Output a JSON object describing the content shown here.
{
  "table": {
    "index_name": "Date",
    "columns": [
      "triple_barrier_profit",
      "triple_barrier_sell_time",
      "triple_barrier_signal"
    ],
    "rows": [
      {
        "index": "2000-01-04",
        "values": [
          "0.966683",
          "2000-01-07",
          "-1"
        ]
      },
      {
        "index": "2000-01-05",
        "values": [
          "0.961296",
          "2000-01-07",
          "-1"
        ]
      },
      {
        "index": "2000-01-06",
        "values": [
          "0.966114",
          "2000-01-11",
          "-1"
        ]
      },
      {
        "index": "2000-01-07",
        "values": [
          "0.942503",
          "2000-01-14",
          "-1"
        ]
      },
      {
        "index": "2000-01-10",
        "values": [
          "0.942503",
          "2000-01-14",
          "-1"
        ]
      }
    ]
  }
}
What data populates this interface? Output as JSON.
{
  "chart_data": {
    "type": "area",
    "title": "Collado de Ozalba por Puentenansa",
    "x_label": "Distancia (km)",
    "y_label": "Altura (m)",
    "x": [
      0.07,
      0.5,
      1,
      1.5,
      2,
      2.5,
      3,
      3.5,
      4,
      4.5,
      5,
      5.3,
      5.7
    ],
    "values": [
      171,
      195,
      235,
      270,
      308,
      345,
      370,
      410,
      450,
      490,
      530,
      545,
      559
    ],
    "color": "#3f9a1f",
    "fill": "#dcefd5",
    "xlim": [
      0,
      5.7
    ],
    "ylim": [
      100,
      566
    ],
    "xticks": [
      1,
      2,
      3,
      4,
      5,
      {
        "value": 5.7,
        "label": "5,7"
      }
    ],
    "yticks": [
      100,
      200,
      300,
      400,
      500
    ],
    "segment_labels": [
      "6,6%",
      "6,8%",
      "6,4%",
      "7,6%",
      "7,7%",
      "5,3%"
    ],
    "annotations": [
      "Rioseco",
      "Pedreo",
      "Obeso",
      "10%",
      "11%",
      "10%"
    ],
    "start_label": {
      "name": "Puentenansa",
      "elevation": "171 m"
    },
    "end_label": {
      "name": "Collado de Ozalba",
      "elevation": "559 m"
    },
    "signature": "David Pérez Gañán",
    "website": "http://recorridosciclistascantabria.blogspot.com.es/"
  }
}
+ + + + + + +
» **Aim**
Would you reproduce the material above in full, exactly as given?

» **In response**
Output a JSON object describing the content shown here.
{
  "table": {
    "index_name": "Date",
    "columns": [
      "triple_barrier_profit",
      "triple_barrier_sell_time",
      "triple_barrier_signal"
    ],
    "rows": [
      {
        "index": "2000-01-04",
        "values": [
          "0.966683",
          "2000-01-07",
          "-1"
        ]
      },
      {
        "index": "2000-01-05",
        "values": [
          "0.961296",
          "2000-01-07",
          "-1"
        ]
      },
      {
        "index": "2000-01-06",
        "values": [
          "0.966114",
          "2000-01-11",
          "-1"
        ]
      },
      {
        "index": "2000-01-07",
        "values": [
          "0.942503",
          "2000-01-14",
          "-1"
        ]
      },
      {
        "index": "2000-01-10",
        "values": [
          "0.942503",
          "2000-01-14",
          "-1"
        ]
      }
    ]
  }
}
What data populates this interface? Output as JSON.
{
  "chart_data": {
    "type": "area",
    "title": "Collado de Ozalba por Puentenansa",
    "x_label": "Distancia (km)",
    "y_label": "Altura (m)",
    "x": [
      0.07,
      0.5,
      1,
      1.5,
      2,
      2.5,
      3,
      3.5,
      4,
      4.5,
      5,
      5.3,
      5.7
    ],
    "values": [
      171,
      195,
      235,
      270,
      308,
      345,
      370,
      410,
      450,
      490,
      530,
      545,
      559
    ],
    "color": "#3f9a1f",
    "fill": "#dcefd5",
    "xlim": [
      0,
      5.7
    ],
    "ylim": [
      100,
      566
    ],
    "xticks": [
      1,
      2,
      3,
      4,
      5,
      {
        "value": 5.7,
        "label": "5,7"
      }
    ],
    "yticks": [
      100,
      200,
      300,
      400,
      500
    ],
    "segment_labels": [
      "6,6%",
      "6,8%",
      "6,4%",
      "7,6%",
      "7,7%",
      "5,3%"
    ],
    "annotations": [
      "Rioseco",
      "Pedreo",
      "Obeso",
      "10%",
      "11%",
      "10%"
    ],
    "start_label": {
      "name": "Puentenansa",
      "elevation": "171 m"
    },
    "end_label": {
      "name": "Collado de Ozalba",
      "elevation": "559 m"
    },
    "signature": "David Pérez Gañán",
    "website": "http://recorridosciclistascantabria.blogspot.com.es/"
  }
}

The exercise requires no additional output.